* [本文]
────────────────────

フットボールカンボジア

カンボジアのサッカーを理解する。FFCとCNCC。

 カンボジアサッカーを理解するには、まず二つの組織とその役割を理解する必要がある。カンボジアでサッカーを統括している団体は二つ。カンボジアサッカー協会(FFC)そしてCambodian National Competition Committee(CNCC)だ。この2つの組織はJFAとJリーグの関係に相当し、FFCが草の根レベルの育成から代表、ハード、ソフト両面のインフラ整備をするのに対して、CNCCはプロリーグとリーグに所属するクラブチームの統括を行なっている。

 FFCは1933年に組織され、1954年にはFIFA、1957年にはAFC、1998年にはAFFにそれぞれ加盟しており、2019年現在は国家憲兵隊総司令官のサオ・ソカー将軍が会長を務めている。

  FFCはこれまで、長きにわたってカンボジアプレミアリーグとフンセンカップの国内二大大会の統括組織としての役割も担ってきた。しかし、国内大会の運営に加えて、近年ASEAN地域全体でサッカーへの取り組みが活発になり、育成年代の全国的な強化や代表チーム運営のほか、女子サッカーの普及と技術レベル向上、フットサルの普及、関連のマーケティング業務など協会の業務内容が拡大。限りあるリソースを集中するため、2016年シーズン終了後に国内大会の運営組織としてCNCCを設置することが発表された。

  このように2017年シーズンから国内二大大会の運営を移管されたCNCCは、組織図上はFFCの下に位置しているが、国内大会の運営に関しては独立した体制を取っている。チェアマンには、強豪クラブとして広く知られるプリアカンリッチ・スバイリエンFCのオーナーを務めるディ・ヴィチア氏が就任し、2019年現在もその座に就いている。

────────────────────

* [練習問題]
(a) 本文によると、CNCCのチェアマンに就任したのは誰ですか？
(b) 行のうち、「1345, 498, 1376]」を含む行から「- column-name: first_name: [434, 1104, 822, 1131]」を含む行までを、両端も含めて1行ずつ文字列にし、JSONリストに入れてもらえますか？空行は除いてください。
本文と行は、それぞれ別の出典から取られています。

────────────────────

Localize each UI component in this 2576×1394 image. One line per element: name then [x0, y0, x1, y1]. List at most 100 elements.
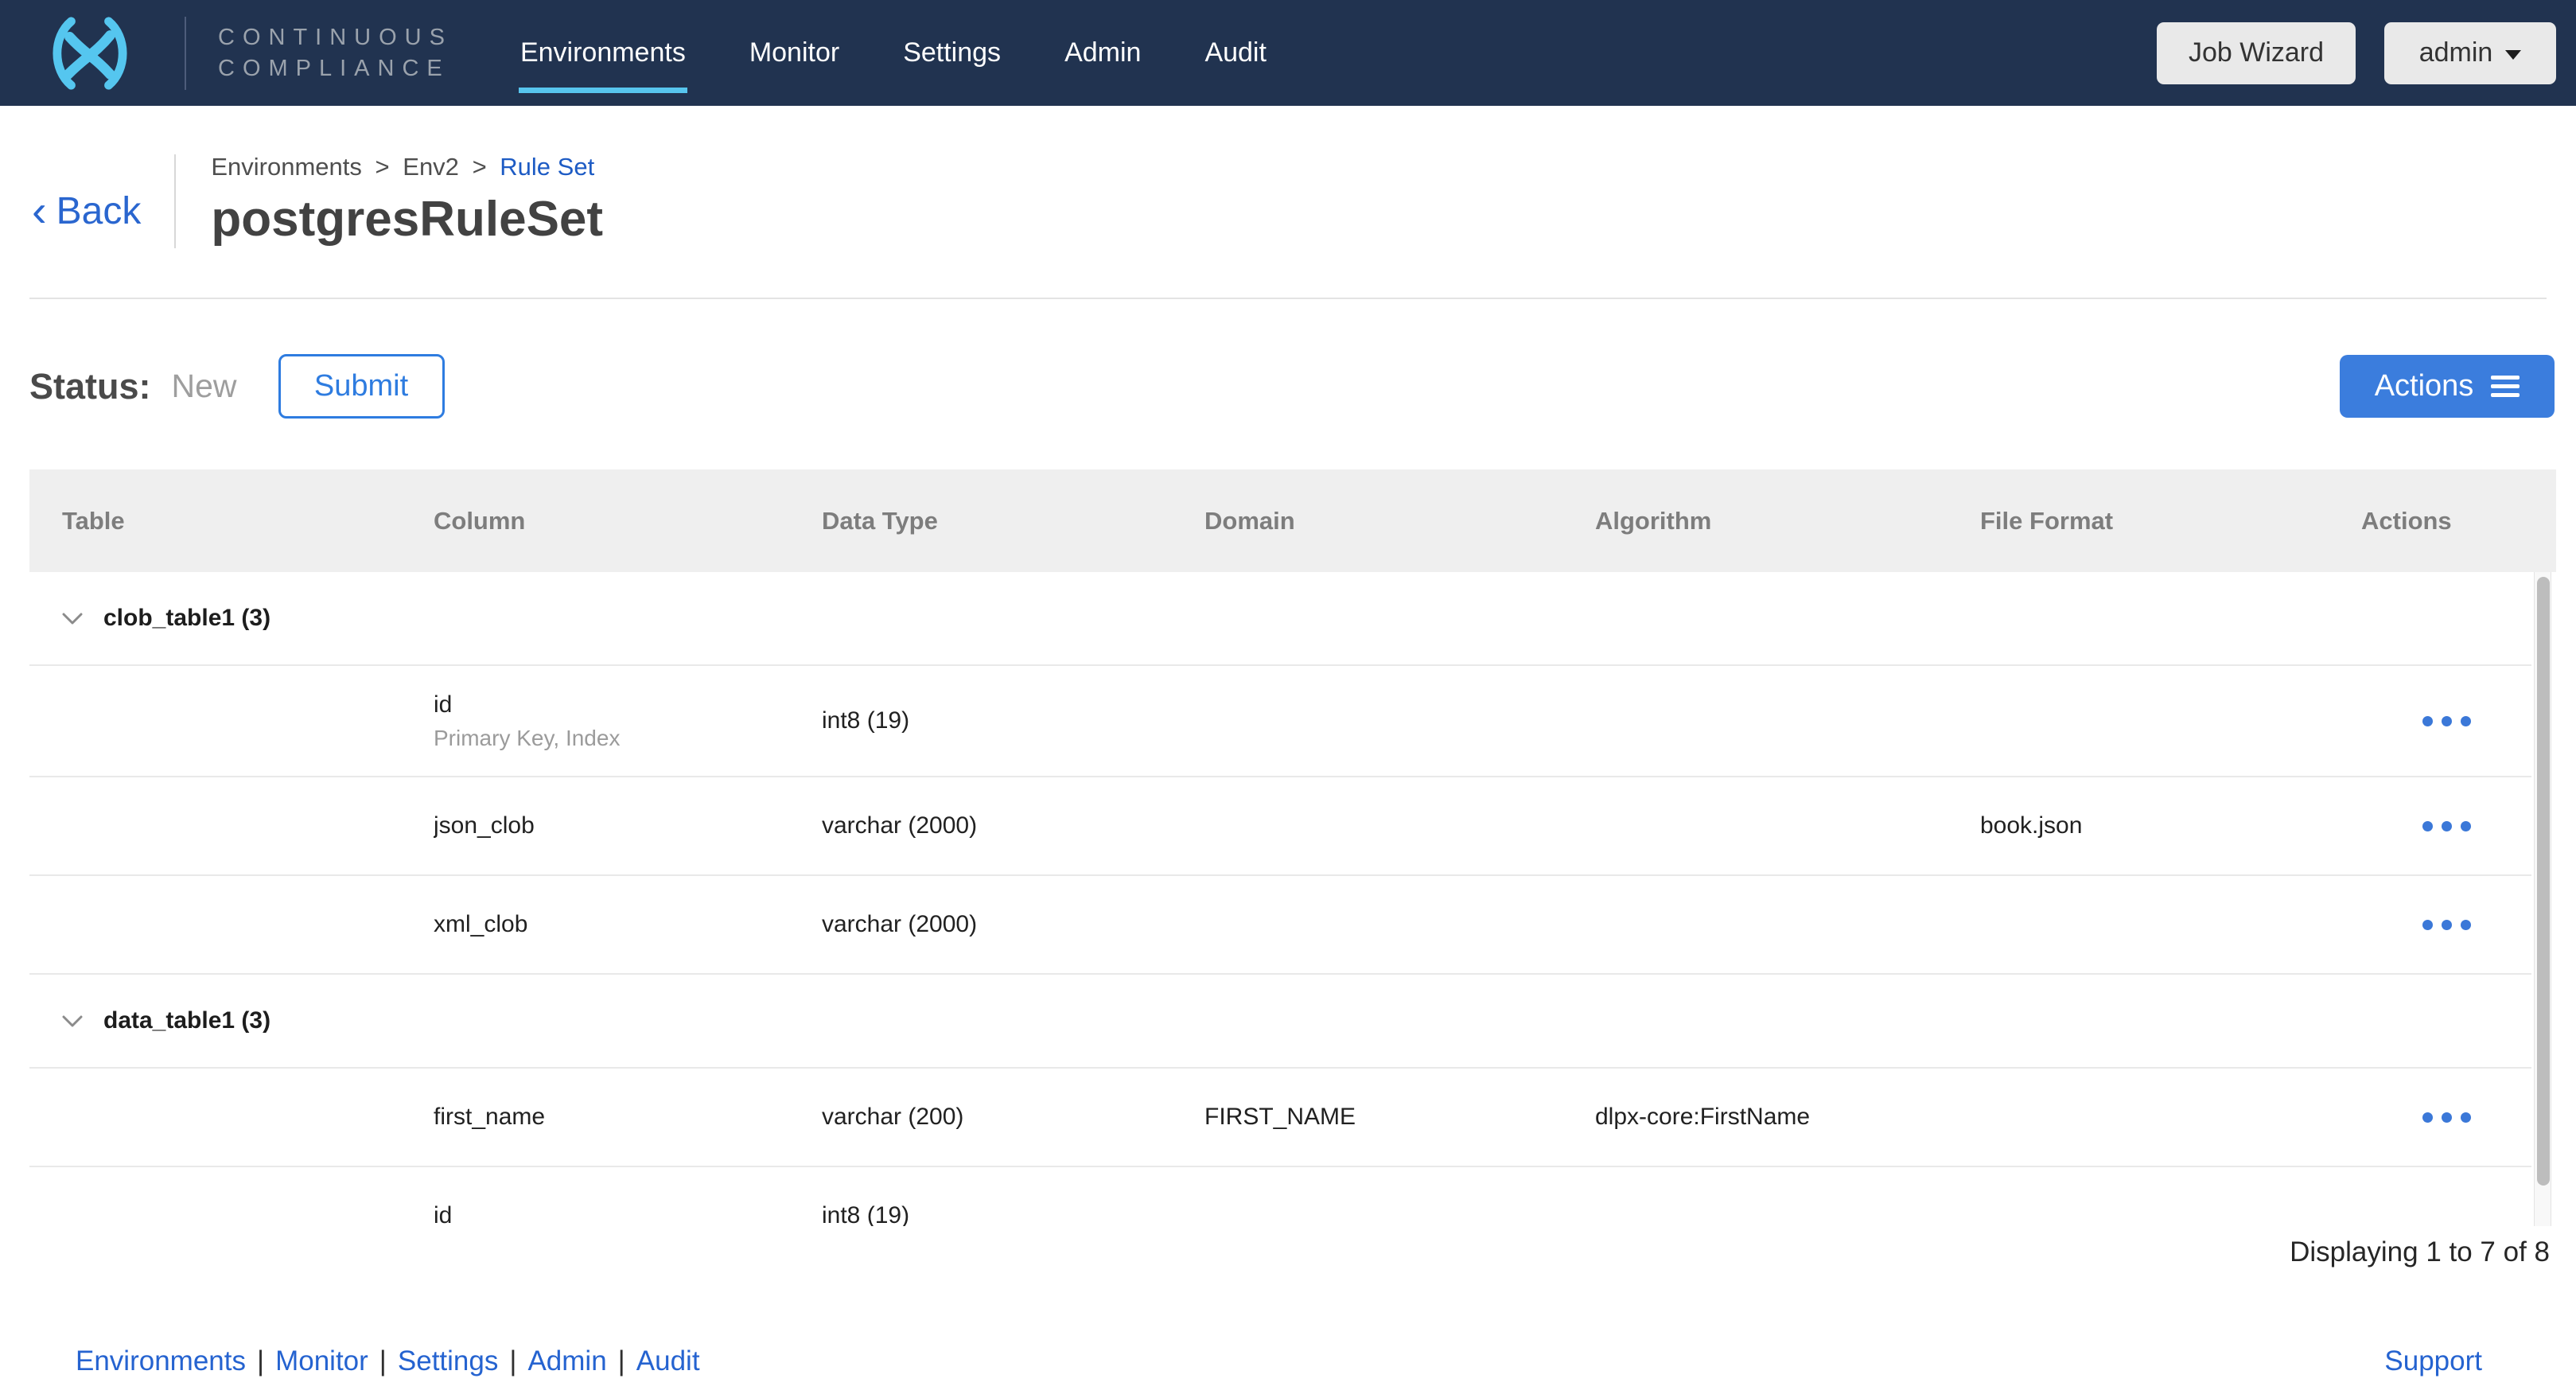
- footer-link-settings[interactable]: Settings: [398, 1345, 498, 1376]
- column-cell: first_name: [434, 1104, 822, 1131]
- actions-button[interactable]: Actions: [2340, 355, 2555, 418]
- table-group-row[interactable]: data_table1 (3): [29, 975, 2531, 1069]
- status-bar: Status: New Submit Actions: [29, 354, 2555, 419]
- breadcrumb-rule-set[interactable]: Rule Set: [500, 153, 594, 181]
- back-label: Back: [56, 189, 142, 233]
- footer: Environments | Monitor | Settings | Admin | Audi…: [0, 1345, 2576, 1377]
- back-chevron-icon: ‹: [32, 192, 47, 230]
- nav-item-monitor[interactable]: Monitor: [749, 37, 839, 68]
- footer-link-monitor[interactable]: Monitor: [275, 1345, 368, 1376]
- column-name: json_clob: [434, 812, 822, 839]
- table-group-row[interactable]: clob_table1 (3): [29, 572, 2531, 666]
- data-type-cell: int8 (19): [822, 1202, 1204, 1226]
- table-row: id Primary Key, Indexint8 (19): [29, 666, 2531, 777]
- scrollbar-thumb[interactable]: [2537, 577, 2550, 1186]
- column-name: first_name: [434, 1104, 822, 1131]
- wordmark-line1: CONTINUOUS: [218, 22, 453, 53]
- nav-item-settings[interactable]: Settings: [903, 37, 1001, 68]
- data-type-cell: varchar (200): [822, 1104, 1204, 1131]
- breadcrumb-env2[interactable]: Env2: [403, 153, 459, 181]
- nav-item-admin[interactable]: Admin: [1064, 37, 1141, 68]
- main-nav: Environments Monitor Settings Admin Audit: [520, 37, 1267, 68]
- data-type-cell: varchar (2000): [822, 812, 1204, 839]
- nav-item-audit[interactable]: Audit: [1204, 37, 1267, 68]
- row-actions-button[interactable]: [2361, 821, 2531, 831]
- pagination-status: Displaying 1 to 7 of 8: [0, 1236, 2550, 1268]
- column-cell: xml_clob: [434, 911, 822, 938]
- support-link[interactable]: Support: [2384, 1345, 2482, 1377]
- footer-links: Environments | Monitor | Settings | Admin | Audi…: [76, 1345, 700, 1377]
- col-header-table: Table: [29, 507, 434, 535]
- table-row: idint8 (19): [29, 1167, 2531, 1226]
- footer-link-audit[interactable]: Audit: [636, 1345, 700, 1376]
- column-name: id: [434, 1202, 822, 1226]
- col-header-data-type: Data Type: [822, 507, 1204, 535]
- nav-item-environments[interactable]: Environments: [520, 37, 686, 68]
- section-divider: [29, 298, 2547, 299]
- footer-separator: |: [257, 1345, 264, 1376]
- data-type-cell: int8 (19): [822, 707, 1204, 734]
- actions-cell: [2361, 716, 2531, 726]
- footer-separator: |: [509, 1345, 516, 1376]
- column-name: xml_clob: [434, 911, 822, 938]
- user-menu-button[interactable]: admin: [2384, 22, 2556, 84]
- breadcrumb: Environments > Env2 > Rule Set: [211, 151, 603, 183]
- group-cell: clob_table1 (3): [29, 605, 434, 632]
- column-note: Primary Key, Index: [434, 726, 822, 751]
- col-header-actions: Actions: [2361, 507, 2556, 535]
- footer-link-admin[interactable]: Admin: [527, 1345, 606, 1376]
- table-row: first_namevarchar (200)FIRST_NAMEdlpx-co…: [29, 1069, 2531, 1167]
- delphix-logo-icon[interactable]: [30, 14, 150, 92]
- brand-divider: [185, 17, 186, 90]
- back-button[interactable]: ‹ Back: [32, 189, 141, 233]
- wordmark-line2: COMPLIANCE: [218, 53, 453, 84]
- page-title: postgresRuleSet: [211, 191, 603, 248]
- table-scrollbar[interactable]: [2534, 572, 2551, 1226]
- column-cell: json_clob: [434, 812, 822, 839]
- breadcrumb-environments[interactable]: Environments: [211, 153, 362, 181]
- column-cell: id Primary Key, Index: [434, 691, 822, 751]
- actions-cell: [2361, 1112, 2531, 1123]
- actions-cell: [2361, 920, 2531, 930]
- product-wordmark: CONTINUOUS COMPLIANCE: [218, 22, 453, 84]
- rule-set-table: Table Column Data Type Domain Algorithm …: [29, 469, 2556, 1226]
- row-actions-button[interactable]: [2361, 716, 2531, 726]
- page-header: ‹ Back Environments > Env2 > Rule Set po…: [0, 106, 2576, 248]
- data-type-cell: varchar (2000): [822, 911, 1204, 938]
- col-header-algorithm: Algorithm: [1595, 507, 1980, 535]
- column-cell: id: [434, 1202, 822, 1226]
- table-header-row: Table Column Data Type Domain Algorithm …: [29, 469, 2556, 572]
- header-divider: [174, 154, 176, 248]
- footer-link-environments[interactable]: Environments: [76, 1345, 246, 1376]
- chevron-down-icon[interactable]: [62, 612, 83, 625]
- algorithm-cell: dlpx-core:FirstName: [1595, 1104, 1980, 1131]
- user-menu-label: admin: [2419, 37, 2493, 68]
- footer-separator: |: [618, 1345, 625, 1376]
- chevron-down-icon[interactable]: [62, 1014, 83, 1028]
- breadcrumb-separator: >: [376, 153, 390, 181]
- actions-button-label: Actions: [2375, 369, 2474, 403]
- col-header-domain: Domain: [1204, 507, 1595, 535]
- row-actions-button[interactable]: [2361, 1112, 2531, 1123]
- domain-cell: FIRST_NAME: [1204, 1104, 1595, 1131]
- footer-separator: |: [379, 1345, 387, 1376]
- caret-down-icon: [2505, 50, 2521, 60]
- col-header-file-format: File Format: [1980, 507, 2361, 535]
- group-cell: data_table1 (3): [29, 1007, 434, 1034]
- status-value: New: [172, 368, 237, 405]
- table-row: json_clobvarchar (2000) book.json: [29, 777, 2531, 876]
- column-name: id: [434, 691, 822, 718]
- table-body: clob_table1 (3)idPrimary Key, Indexint8 …: [29, 572, 2531, 1226]
- submit-button[interactable]: Submit: [278, 354, 445, 419]
- group-table-name: data_table1 (3): [103, 1007, 270, 1034]
- row-actions-button[interactable]: [2361, 920, 2531, 930]
- group-table-name: clob_table1 (3): [103, 605, 270, 632]
- table-row: xml_clobvarchar (2000): [29, 876, 2531, 975]
- breadcrumb-separator: >: [473, 153, 487, 181]
- col-header-column: Column: [434, 507, 822, 535]
- job-wizard-button[interactable]: Job Wizard: [2157, 22, 2356, 84]
- file-format-cell: book.json: [1980, 812, 2361, 839]
- menu-icon: [2491, 376, 2520, 397]
- status-label: Status:: [29, 366, 151, 407]
- actions-cell: [2361, 821, 2531, 831]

────────────────────

* [問題別の解答]
(a) プリアカンリッチ・スバイリエンFCのオーナーを務めるディ・ヴィチア氏です。

(b)
[
  "- footer-link-settings[interactable]: Settings: [398, 1345, 498, 1376]",
  "- column-cell: first_name: [434, 1104, 822, 1131]",
  "- actions-button[interactable]: Actions: [2340, 355, 2555, 418]",
  "- table-group-row[interactable]: data_table1 (3): [29, 975, 2531, 1069]",
  "- status-bar: Status: New Submit Actions: [29, 354, 2555, 419]",
  "- breadcrumb-rule-set[interactable]: Rule Set: [500, 153, 594, 181]",
  "- back-label: Back: [56, 189, 142, 233]",
  "- footer: Environments | Monitor | Settings | Admin | Audi…: [0, 1345, 2576, 1377]",
  "- back-chevron-icon: ‹: [32, 192, 47, 230]",
  "- nav-item-monitor[interactable]: Monitor: [749, 37, 839, 68]",
  "- footer-link-monitor[interactable]: Monitor: [275, 1345, 368, 1376]",
  "- column-name: json_clob: [434, 812, 822, 839]",
  "- table-group-row[interactable]: clob_table1 (3): [29, 572, 2531, 666]",
  "- data-type-cell: int8 (19): [822, 1202, 1204, 1226]",
  "- table-row: id Primary Key, Indexint8 (19): [29, 666, 2531, 777]",
  "- scrollbar-thumb[interactable]: [2537, 577, 2550, 1186]",
  "- column-name: first_name: [434, 1104, 822, 1131]"
]